-- Begin Data in this exercise --

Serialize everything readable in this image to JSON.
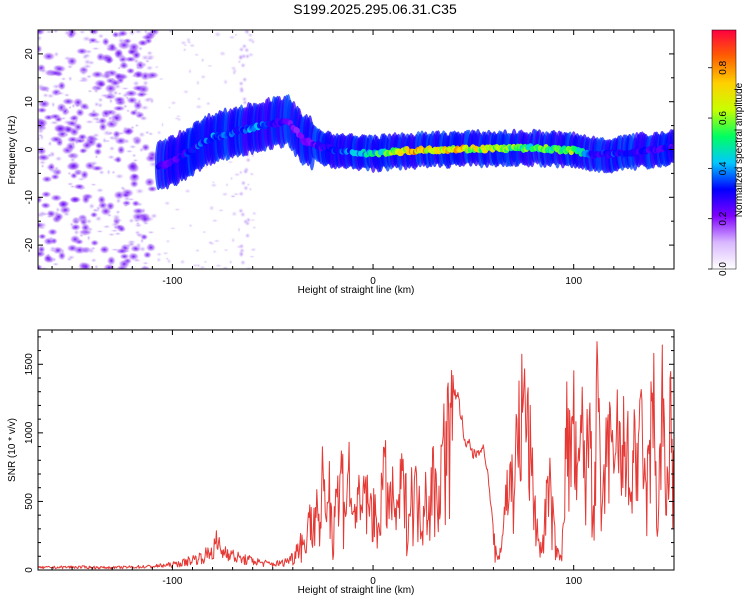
{
  "title": "S199.2025.295.06.31.C35",
  "colors": {
    "snr_line": "#e53935",
    "trace_low": "#c8a8f0",
    "noise": "#8f55e8"
  },
  "chart_data": [
    {
      "type": "heatmap",
      "title": "S199.2025.295.06.31.C35",
      "xlabel": "Height of straight line (km)",
      "ylabel": "Frequency (Hz)",
      "xlim": [
        -167,
        150
      ],
      "ylim": [
        -25,
        25
      ],
      "x_ticks": [
        -100,
        0,
        100
      ],
      "y_ticks": [
        -20,
        -10,
        0,
        10,
        20
      ],
      "colorbar": {
        "label": "Normalized spectral amplitude",
        "range": [
          0,
          0.95
        ],
        "ticks": [
          0.0,
          0.2,
          0.4,
          0.6,
          0.8
        ],
        "colormap": [
          "#ffffff",
          "#d9b8ff",
          "#7f00ff",
          "#0000ff",
          "#00c8ff",
          "#00ff60",
          "#c8ff00",
          "#ffd000",
          "#ff6000",
          "#ff0040"
        ]
      },
      "ridge": {
        "description_points_x": [
          -107,
          -100,
          -90,
          -80,
          -70,
          -60,
          -50,
          -42,
          -35,
          -25,
          -15,
          0,
          20,
          40,
          60,
          80,
          100,
          110,
          120,
          130,
          150
        ],
        "frequency_hz": [
          -3.5,
          -2.5,
          0,
          2.5,
          3.5,
          4.5,
          5.5,
          6,
          2,
          0.5,
          -0.5,
          -0.8,
          -0.2,
          0.1,
          0.2,
          0.3,
          -0.2,
          -1,
          -1,
          -0.5,
          0.5
        ],
        "peak_amplitude": [
          0.3,
          0.25,
          0.35,
          0.4,
          0.35,
          0.4,
          0.35,
          0.25,
          0.2,
          0.3,
          0.35,
          0.5,
          0.8,
          0.75,
          0.65,
          0.55,
          0.6,
          0.3,
          0.35,
          0.3,
          0.3
        ]
      }
    },
    {
      "type": "line",
      "xlabel": "Height of straight line (km)",
      "ylabel": "SNR (10 * v/v)",
      "xlim": [
        -167,
        150
      ],
      "ylim": [
        0,
        1750
      ],
      "x_ticks": [
        -100,
        0,
        100
      ],
      "y_ticks": [
        0,
        500,
        1000,
        1500
      ],
      "series": [
        {
          "name": "SNR",
          "color": "#e53935",
          "x": [
            -167,
            -150,
            -130,
            -110,
            -100,
            -95,
            -90,
            -85,
            -80,
            -78,
            -75,
            -72,
            -70,
            -65,
            -60,
            -55,
            -50,
            -45,
            -40,
            -36,
            -34,
            -32,
            -30,
            -28,
            -26,
            -25,
            -24,
            -22,
            -20,
            -18,
            -17,
            -16,
            -14,
            -12,
            -10,
            -8,
            -6,
            -4,
            -2,
            0,
            2,
            4,
            6,
            8,
            10,
            12,
            14,
            16,
            18,
            20,
            22,
            24,
            26,
            28,
            30,
            32,
            34,
            36,
            38,
            40,
            42,
            44,
            46,
            48,
            50,
            52,
            54,
            56,
            58,
            60,
            62,
            64,
            66,
            68,
            70,
            72,
            74,
            76,
            78,
            80,
            82,
            84,
            86,
            88,
            90,
            92,
            94,
            96,
            98,
            100,
            102,
            104,
            106,
            108,
            110,
            112,
            114,
            116,
            118,
            120,
            122,
            124,
            126,
            128,
            130,
            132,
            134,
            136,
            138,
            140,
            142,
            144,
            146,
            148,
            150
          ],
          "values": [
            20,
            25,
            20,
            30,
            45,
            60,
            90,
            110,
            160,
            230,
            150,
            170,
            120,
            90,
            80,
            60,
            50,
            60,
            110,
            300,
            200,
            550,
            350,
            700,
            300,
            1000,
            500,
            850,
            350,
            900,
            450,
            1050,
            600,
            950,
            400,
            800,
            450,
            850,
            500,
            700,
            300,
            750,
            900,
            600,
            700,
            450,
            850,
            700,
            500,
            900,
            650,
            500,
            800,
            600,
            900,
            650,
            1000,
            1250,
            1350,
            1370,
            1300,
            1150,
            900,
            950,
            850,
            880,
            920,
            850,
            600,
            300,
            80,
            250,
            700,
            800,
            900,
            1200,
            1500,
            1550,
            1200,
            700,
            350,
            150,
            600,
            800,
            400,
            150,
            100,
            1350,
            1100,
            1400,
            700,
            1350,
            900,
            1450,
            600,
            1750,
            400,
            1000,
            1500,
            700,
            1400,
            800,
            1650,
            500,
            1300,
            900,
            1400,
            600,
            1200,
            1550,
            350,
            1750,
            500,
            1550,
            700
          ]
        }
      ]
    }
  ]
}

-- End Data in this exercise --

→ What is being asked
Write out every record above exactly as it stands, but leave out the pictures.

→ Answer to the problem
Serialize everything readable in this image to JSON.
{
  "title": "S199.2025.295.06.31.C35",
  "colors": {
    "snr_line": "#e53935",
    "trace_low": "#c8a8f0",
    "noise": "#8f55e8"
  },
  "chart_data": [
    {
      "type": "heatmap",
      "title": "S199.2025.295.06.31.C35",
      "xlabel": "Height of straight line (km)",
      "ylabel": "Frequency (Hz)",
      "xlim": [
        -167,
        150
      ],
      "ylim": [
        -25,
        25
      ],
      "x_ticks": [
        -100,
        0,
        100
      ],
      "y_ticks": [
        -20,
        -10,
        0,
        10,
        20
      ],
      "colorbar": {
        "label": "Normalized spectral amplitude",
        "range": [
          0,
          0.95
        ],
        "ticks": [
          0.0,
          0.2,
          0.4,
          0.6,
          0.8
        ],
        "colormap": [
          "#ffffff",
          "#d9b8ff",
          "#7f00ff",
          "#0000ff",
          "#00c8ff",
          "#00ff60",
          "#c8ff00",
          "#ffd000",
          "#ff6000",
          "#ff0040"
        ]
      },
      "ridge": {
        "description_points_x": [
          -107,
          -100,
          -90,
          -80,
          -70,
          -60,
          -50,
          -42,
          -35,
          -25,
          -15,
          0,
          20,
          40,
          60,
          80,
          100,
          110,
          120,
          130,
          150
        ],
        "frequency_hz": [
          -3.5,
          -2.5,
          0,
          2.5,
          3.5,
          4.5,
          5.5,
          6,
          2,
          0.5,
          -0.5,
          -0.8,
          -0.2,
          0.1,
          0.2,
          0.3,
          -0.2,
          -1,
          -1,
          -0.5,
          0.5
        ],
        "peak_amplitude": [
          0.3,
          0.25,
          0.35,
          0.4,
          0.35,
          0.4,
          0.35,
          0.25,
          0.2,
          0.3,
          0.35,
          0.5,
          0.8,
          0.75,
          0.65,
          0.55,
          0.6,
          0.3,
          0.35,
          0.3,
          0.3
        ]
      }
    },
    {
      "type": "line",
      "xlabel": "Height of straight line (km)",
      "ylabel": "SNR (10 * v/v)",
      "xlim": [
        -167,
        150
      ],
      "ylim": [
        0,
        1750
      ],
      "x_ticks": [
        -100,
        0,
        100
      ],
      "y_ticks": [
        0,
        500,
        1000,
        1500
      ],
      "series": [
        {
          "name": "SNR",
          "color": "#e53935",
          "x": [
            -167,
            -150,
            -130,
            -110,
            -100,
            -95,
            -90,
            -85,
            -80,
            -78,
            -75,
            -72,
            -70,
            -65,
            -60,
            -55,
            -50,
            -45,
            -40,
            -36,
            -34,
            -32,
            -30,
            -28,
            -26,
            -25,
            -24,
            -22,
            -20,
            -18,
            -17,
            -16,
            -14,
            -12,
            -10,
            -8,
            -6,
            -4,
            -2,
            0,
            2,
            4,
            6,
            8,
            10,
            12,
            14,
            16,
            18,
            20,
            22,
            24,
            26,
            28,
            30,
            32,
            34,
            36,
            38,
            40,
            42,
            44,
            46,
            48,
            50,
            52,
            54,
            56,
            58,
            60,
            62,
            64,
            66,
            68,
            70,
            72,
            74,
            76,
            78,
            80,
            82,
            84,
            86,
            88,
            90,
            92,
            94,
            96,
            98,
            100,
            102,
            104,
            106,
            108,
            110,
            112,
            114,
            116,
            118,
            120,
            122,
            124,
            126,
            128,
            130,
            132,
            134,
            136,
            138,
            140,
            142,
            144,
            146,
            148,
            150
          ],
          "values": [
            20,
            25,
            20,
            30,
            45,
            60,
            90,
            110,
            160,
            230,
            150,
            170,
            120,
            90,
            80,
            60,
            50,
            60,
            110,
            300,
            200,
            550,
            350,
            700,
            300,
            1000,
            500,
            850,
            350,
            900,
            450,
            1050,
            600,
            950,
            400,
            800,
            450,
            850,
            500,
            700,
            300,
            750,
            900,
            600,
            700,
            450,
            850,
            700,
            500,
            900,
            650,
            500,
            800,
            600,
            900,
            650,
            1000,
            1250,
            1350,
            1370,
            1300,
            1150,
            900,
            950,
            850,
            880,
            920,
            850,
            600,
            300,
            80,
            250,
            700,
            800,
            900,
            1200,
            1500,
            1550,
            1200,
            700,
            350,
            150,
            600,
            800,
            400,
            150,
            100,
            1350,
            1100,
            1400,
            700,
            1350,
            900,
            1450,
            600,
            1750,
            400,
            1000,
            1500,
            700,
            1400,
            800,
            1650,
            500,
            1300,
            900,
            1400,
            600,
            1200,
            1550,
            350,
            1750,
            500,
            1550,
            700
          ]
        }
      ]
    }
  ]
}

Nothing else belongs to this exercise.